_EXERCISE REQUIREMENTS_
Set out each line from the following listing that includes the word "Μουσῶν".
'''
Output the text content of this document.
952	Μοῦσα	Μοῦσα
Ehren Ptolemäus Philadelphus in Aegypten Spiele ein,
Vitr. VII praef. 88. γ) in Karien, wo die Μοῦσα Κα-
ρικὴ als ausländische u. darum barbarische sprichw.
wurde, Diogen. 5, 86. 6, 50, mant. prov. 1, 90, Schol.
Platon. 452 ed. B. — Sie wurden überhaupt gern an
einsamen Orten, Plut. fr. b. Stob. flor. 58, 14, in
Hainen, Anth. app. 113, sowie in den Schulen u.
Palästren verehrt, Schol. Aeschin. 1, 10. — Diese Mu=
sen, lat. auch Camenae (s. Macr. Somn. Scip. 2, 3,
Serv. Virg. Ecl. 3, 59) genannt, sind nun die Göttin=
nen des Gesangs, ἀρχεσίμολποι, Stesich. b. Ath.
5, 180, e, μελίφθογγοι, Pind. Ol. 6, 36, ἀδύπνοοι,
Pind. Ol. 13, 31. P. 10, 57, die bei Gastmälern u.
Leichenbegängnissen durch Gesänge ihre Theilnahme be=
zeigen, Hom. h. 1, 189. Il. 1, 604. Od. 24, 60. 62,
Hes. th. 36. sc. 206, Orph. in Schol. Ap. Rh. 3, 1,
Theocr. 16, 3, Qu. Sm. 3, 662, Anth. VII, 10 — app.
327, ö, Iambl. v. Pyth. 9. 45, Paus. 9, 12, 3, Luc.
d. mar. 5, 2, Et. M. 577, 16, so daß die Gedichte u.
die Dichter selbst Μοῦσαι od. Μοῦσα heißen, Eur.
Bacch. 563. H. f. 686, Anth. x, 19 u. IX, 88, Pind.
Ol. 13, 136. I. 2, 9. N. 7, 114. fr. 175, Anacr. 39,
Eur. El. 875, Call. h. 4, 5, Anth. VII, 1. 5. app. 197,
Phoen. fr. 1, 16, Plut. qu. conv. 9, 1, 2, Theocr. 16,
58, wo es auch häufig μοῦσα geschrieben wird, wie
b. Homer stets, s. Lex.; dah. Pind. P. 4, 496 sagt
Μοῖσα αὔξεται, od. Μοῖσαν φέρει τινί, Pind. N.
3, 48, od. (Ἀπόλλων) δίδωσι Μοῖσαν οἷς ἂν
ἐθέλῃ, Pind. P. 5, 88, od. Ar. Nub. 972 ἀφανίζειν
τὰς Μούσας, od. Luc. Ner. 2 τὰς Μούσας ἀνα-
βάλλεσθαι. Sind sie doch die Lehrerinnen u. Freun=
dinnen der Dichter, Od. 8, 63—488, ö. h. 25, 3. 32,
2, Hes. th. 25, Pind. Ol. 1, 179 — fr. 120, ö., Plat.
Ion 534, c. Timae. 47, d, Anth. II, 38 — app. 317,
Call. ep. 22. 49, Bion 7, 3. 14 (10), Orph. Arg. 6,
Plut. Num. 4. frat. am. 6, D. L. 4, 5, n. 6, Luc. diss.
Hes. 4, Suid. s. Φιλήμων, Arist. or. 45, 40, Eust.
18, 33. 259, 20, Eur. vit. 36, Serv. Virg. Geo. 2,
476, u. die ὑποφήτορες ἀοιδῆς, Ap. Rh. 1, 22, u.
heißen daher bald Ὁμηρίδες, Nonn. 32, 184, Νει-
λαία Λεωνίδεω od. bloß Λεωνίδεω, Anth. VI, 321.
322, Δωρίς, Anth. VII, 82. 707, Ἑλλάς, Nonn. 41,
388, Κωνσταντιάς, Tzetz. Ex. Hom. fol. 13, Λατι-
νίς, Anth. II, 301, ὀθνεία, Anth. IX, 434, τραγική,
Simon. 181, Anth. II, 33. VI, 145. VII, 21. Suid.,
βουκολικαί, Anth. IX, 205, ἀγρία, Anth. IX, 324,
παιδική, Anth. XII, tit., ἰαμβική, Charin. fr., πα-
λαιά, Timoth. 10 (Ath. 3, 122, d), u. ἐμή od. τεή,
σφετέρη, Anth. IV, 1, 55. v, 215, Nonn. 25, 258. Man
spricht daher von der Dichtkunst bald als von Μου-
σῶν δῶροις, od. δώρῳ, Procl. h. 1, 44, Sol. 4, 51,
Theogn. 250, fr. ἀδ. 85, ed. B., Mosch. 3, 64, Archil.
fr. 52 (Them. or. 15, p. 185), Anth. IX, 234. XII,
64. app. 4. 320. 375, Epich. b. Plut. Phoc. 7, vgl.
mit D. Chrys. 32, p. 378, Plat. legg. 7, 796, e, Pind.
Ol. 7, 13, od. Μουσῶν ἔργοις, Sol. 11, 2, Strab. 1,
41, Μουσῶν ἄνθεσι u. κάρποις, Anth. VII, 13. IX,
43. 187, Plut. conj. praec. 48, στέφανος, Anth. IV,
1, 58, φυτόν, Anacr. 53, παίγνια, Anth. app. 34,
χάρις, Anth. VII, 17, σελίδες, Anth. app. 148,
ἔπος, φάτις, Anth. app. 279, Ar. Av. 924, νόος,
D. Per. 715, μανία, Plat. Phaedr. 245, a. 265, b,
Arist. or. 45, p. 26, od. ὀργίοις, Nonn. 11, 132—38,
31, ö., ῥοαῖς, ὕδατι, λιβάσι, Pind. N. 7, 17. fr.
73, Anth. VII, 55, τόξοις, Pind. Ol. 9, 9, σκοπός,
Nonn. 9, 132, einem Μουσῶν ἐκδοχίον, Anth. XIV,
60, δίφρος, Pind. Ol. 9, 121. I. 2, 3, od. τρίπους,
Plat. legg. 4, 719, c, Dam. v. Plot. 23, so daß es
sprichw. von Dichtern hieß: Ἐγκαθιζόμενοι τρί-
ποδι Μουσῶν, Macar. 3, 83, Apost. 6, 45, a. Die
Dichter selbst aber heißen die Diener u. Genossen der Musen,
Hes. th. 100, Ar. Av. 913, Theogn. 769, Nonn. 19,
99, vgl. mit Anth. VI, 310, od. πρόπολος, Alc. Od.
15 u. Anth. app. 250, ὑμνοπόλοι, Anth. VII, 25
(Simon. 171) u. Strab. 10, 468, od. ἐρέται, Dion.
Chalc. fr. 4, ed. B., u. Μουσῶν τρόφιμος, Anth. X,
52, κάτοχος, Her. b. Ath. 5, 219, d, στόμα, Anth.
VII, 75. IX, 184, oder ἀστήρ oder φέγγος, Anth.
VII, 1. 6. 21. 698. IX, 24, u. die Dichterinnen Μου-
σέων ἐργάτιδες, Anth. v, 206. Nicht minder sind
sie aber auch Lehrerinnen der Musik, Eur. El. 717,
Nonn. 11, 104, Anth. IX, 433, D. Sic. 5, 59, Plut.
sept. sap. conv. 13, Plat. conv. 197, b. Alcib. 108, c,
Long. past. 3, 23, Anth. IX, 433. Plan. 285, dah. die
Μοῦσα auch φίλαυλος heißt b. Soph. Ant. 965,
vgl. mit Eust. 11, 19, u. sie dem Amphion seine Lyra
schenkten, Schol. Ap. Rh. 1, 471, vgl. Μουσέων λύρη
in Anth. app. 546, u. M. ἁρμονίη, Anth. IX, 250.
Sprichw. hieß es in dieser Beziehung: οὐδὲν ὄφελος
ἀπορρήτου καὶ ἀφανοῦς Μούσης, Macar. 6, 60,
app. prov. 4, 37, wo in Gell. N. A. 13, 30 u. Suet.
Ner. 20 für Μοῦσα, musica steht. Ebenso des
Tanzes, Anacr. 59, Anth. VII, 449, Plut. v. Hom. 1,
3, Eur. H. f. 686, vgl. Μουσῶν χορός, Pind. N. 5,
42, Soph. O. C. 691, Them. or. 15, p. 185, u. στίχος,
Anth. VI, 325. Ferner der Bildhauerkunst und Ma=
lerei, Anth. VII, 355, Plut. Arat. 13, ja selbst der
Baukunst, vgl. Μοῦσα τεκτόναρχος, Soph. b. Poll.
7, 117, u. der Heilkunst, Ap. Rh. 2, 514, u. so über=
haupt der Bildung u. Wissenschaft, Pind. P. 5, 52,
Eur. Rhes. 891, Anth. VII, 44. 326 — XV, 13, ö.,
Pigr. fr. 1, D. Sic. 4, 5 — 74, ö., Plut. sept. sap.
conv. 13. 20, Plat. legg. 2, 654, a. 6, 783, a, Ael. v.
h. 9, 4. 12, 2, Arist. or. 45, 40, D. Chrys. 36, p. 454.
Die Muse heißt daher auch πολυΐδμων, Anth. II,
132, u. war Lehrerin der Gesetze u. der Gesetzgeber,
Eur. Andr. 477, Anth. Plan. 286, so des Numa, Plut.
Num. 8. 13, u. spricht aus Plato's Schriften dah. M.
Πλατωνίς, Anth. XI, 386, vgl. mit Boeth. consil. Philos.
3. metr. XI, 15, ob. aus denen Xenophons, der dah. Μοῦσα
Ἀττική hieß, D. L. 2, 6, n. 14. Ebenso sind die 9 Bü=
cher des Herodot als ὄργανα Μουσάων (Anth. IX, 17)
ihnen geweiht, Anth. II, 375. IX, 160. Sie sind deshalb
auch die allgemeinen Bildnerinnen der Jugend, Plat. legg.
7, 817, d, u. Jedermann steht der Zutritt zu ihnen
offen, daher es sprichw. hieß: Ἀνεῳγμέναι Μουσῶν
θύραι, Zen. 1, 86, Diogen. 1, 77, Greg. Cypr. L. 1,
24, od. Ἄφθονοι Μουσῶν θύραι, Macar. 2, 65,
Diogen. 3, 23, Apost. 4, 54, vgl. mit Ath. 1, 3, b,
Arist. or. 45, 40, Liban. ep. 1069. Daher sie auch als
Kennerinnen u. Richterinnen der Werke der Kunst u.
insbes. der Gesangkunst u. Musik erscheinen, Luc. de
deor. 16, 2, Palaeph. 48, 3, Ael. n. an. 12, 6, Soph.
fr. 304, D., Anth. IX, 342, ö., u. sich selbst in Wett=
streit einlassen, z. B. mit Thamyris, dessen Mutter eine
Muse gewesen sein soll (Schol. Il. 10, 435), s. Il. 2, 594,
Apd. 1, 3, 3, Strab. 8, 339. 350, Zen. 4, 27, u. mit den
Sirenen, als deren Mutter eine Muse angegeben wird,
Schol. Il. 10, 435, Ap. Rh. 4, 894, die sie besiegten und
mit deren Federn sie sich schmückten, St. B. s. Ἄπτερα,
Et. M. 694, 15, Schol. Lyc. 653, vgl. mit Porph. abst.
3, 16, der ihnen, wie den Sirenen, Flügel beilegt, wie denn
'''
_WRITTEN RESPONSE_
Ol. 7, 13, od. Μουσῶν ἔργοις, Sol. 11, 2, Strab. 1,
41, Μουσῶν ἄνθεσι u. κάρποις, Anth. VII, 13. IX,
Nonn. 9, 132, einem Μουσῶν ἐκδοχίον, Anth. XIV,
ποδι Μουσῶν, Macar. 3, 83, Apost. 6, 45, a. Die
Chalc. fr. 4, ed. B., u. Μουσῶν τρόφιμος, Anth. X,
3, Eur. H. f. 686, vgl. Μουσῶν χορός, Pind. N. 5,
offen, daher es sprichw. hieß: Ἀνεῳγμέναι Μουσῶν
24, od. Ἄφθονοι Μουσῶν θύραι, Macar. 2, 65,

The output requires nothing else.